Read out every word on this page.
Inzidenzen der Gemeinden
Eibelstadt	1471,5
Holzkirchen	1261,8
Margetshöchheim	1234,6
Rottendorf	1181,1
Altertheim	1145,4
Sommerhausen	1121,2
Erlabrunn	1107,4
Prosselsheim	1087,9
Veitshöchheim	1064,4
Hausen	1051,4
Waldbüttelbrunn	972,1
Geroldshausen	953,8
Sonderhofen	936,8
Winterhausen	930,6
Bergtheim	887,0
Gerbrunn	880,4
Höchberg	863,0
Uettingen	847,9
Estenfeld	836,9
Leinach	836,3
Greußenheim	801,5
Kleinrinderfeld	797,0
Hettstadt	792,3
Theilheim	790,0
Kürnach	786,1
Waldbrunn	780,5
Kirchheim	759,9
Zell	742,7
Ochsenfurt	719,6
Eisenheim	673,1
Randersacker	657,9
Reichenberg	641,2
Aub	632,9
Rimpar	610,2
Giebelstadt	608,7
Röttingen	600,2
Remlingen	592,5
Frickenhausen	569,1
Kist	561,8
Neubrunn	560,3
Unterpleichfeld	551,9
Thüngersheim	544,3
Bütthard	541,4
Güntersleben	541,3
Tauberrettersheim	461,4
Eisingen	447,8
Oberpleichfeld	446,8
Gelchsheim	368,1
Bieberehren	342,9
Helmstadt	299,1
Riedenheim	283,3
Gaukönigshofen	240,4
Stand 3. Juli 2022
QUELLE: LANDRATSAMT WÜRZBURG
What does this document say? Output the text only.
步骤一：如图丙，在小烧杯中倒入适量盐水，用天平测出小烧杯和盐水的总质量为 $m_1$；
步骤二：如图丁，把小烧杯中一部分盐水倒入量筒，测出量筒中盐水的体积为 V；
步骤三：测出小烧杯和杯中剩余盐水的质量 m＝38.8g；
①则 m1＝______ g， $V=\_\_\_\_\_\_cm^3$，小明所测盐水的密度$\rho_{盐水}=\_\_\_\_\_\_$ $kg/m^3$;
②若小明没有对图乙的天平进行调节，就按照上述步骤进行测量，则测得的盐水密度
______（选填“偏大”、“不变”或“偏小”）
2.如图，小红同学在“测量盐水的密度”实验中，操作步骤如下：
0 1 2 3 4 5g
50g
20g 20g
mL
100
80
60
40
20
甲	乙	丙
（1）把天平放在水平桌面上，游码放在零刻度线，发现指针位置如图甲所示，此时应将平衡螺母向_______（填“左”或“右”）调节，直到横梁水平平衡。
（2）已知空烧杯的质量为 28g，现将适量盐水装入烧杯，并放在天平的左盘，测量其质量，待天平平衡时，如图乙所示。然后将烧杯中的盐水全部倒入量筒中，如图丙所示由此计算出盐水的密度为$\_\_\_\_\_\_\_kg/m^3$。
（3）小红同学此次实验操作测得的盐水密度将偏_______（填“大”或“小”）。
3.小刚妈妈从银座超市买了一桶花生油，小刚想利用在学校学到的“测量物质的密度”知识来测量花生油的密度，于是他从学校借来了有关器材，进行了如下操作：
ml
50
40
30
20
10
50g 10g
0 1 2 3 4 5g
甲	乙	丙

=======

**WHAT IS REQUIRED**.
Make a copy of each line that contains the string "this".

**WRITTEN SOLUTION**.
Read out every word on this page.
What does this document say? Output the text only.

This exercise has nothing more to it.